Data supplied
^^^^

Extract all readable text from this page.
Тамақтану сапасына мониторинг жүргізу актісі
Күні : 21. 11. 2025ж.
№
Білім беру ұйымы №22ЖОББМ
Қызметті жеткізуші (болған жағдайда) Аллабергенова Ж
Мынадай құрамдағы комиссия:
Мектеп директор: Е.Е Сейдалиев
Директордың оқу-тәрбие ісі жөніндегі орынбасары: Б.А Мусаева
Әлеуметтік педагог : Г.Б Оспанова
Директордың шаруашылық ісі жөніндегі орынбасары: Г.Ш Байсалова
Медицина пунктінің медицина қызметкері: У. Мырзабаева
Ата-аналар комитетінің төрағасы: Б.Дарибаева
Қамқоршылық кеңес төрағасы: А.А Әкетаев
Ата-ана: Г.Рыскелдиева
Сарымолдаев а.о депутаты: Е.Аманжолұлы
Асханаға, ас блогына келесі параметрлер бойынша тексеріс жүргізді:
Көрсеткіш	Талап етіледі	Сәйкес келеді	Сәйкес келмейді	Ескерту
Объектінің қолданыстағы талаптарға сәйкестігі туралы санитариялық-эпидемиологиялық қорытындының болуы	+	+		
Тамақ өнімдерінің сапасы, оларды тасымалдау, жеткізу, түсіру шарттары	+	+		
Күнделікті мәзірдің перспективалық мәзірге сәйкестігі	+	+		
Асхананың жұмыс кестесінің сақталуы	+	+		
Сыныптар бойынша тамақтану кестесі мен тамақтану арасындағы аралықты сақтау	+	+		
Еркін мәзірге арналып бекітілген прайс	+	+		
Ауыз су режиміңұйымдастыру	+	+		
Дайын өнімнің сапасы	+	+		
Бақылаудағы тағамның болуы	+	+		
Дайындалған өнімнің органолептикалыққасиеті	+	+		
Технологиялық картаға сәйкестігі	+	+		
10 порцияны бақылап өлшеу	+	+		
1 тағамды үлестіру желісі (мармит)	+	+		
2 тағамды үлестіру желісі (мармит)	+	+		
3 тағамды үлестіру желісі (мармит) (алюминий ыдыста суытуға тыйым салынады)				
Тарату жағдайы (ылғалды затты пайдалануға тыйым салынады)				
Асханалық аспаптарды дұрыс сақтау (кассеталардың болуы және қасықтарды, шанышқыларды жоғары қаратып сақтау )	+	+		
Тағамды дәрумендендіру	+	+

^^^^

The problem
Return the material in full, exactly as shown.

Expected answer
Extract all readable text from this page.
Тамақтану сапасына мониторинг жүргізу актісі
Күні : 21. 11. 2025ж.
№
Білім беру ұйымы №22ЖОББМ
Қызметті жеткізуші (болған жағдайда) Аллабергенова Ж
Мынадай құрамдағы комиссия:
Мектеп директор: Е.Е Сейдалиев
Директордың оқу-тәрбие ісі жөніндегі орынбасары: Б.А Мусаева
Әлеуметтік педагог : Г.Б Оспанова
Директордың шаруашылық ісі жөніндегі орынбасары: Г.Ш Байсалова
Медицина пунктінің медицина қызметкері: У. Мырзабаева
Ата-аналар комитетінің төрағасы: Б.Дарибаева
Қамқоршылық кеңес төрағасы: А.А Әкетаев
Ата-ана: Г.Рыскелдиева
Сарымолдаев а.о депутаты: Е.Аманжолұлы
Асханаға, ас блогына келесі параметрлер бойынша тексеріс жүргізді:
Көрсеткіш	Талап етіледі	Сәйкес келеді	Сәйкес келмейді	Ескерту
Объектінің қолданыстағы талаптарға сәйкестігі туралы санитариялық-эпидемиологиялық қорытындының болуы	+	+		
Тамақ өнімдерінің сапасы, оларды тасымалдау, жеткізу, түсіру шарттары	+	+		
Күнделікті мәзірдің перспективалық мәзірге сәйкестігі	+	+		
Асхананың жұмыс кестесінің сақталуы	+	+		
Сыныптар бойынша тамақтану кестесі мен тамақтану арасындағы аралықты сақтау	+	+		
Еркін мәзірге арналып бекітілген прайс	+	+		
Ауыз су режиміңұйымдастыру	+	+		
Дайын өнімнің сапасы	+	+		
Бақылаудағы тағамның болуы	+	+		
Дайындалған өнімнің органолептикалыққасиеті	+	+		
Технологиялық картаға сәйкестігі	+	+		
10 порцияны бақылап өлшеу	+	+		
1 тағамды үлестіру желісі (мармит)	+	+		
2 тағамды үлестіру желісі (мармит)	+	+		
3 тағамды үлестіру желісі (мармит) (алюминий ыдыста суытуға тыйым салынады)				
Тарату жағдайы (ылғалды затты пайдалануға тыйым салынады)				
Асханалық аспаптарды дұрыс сақтау (кассеталардың болуы және қасықтарды, шанышқыларды жоғары қаратып сақтау )	+	+		
Тағамды дәрумендендіру	+	+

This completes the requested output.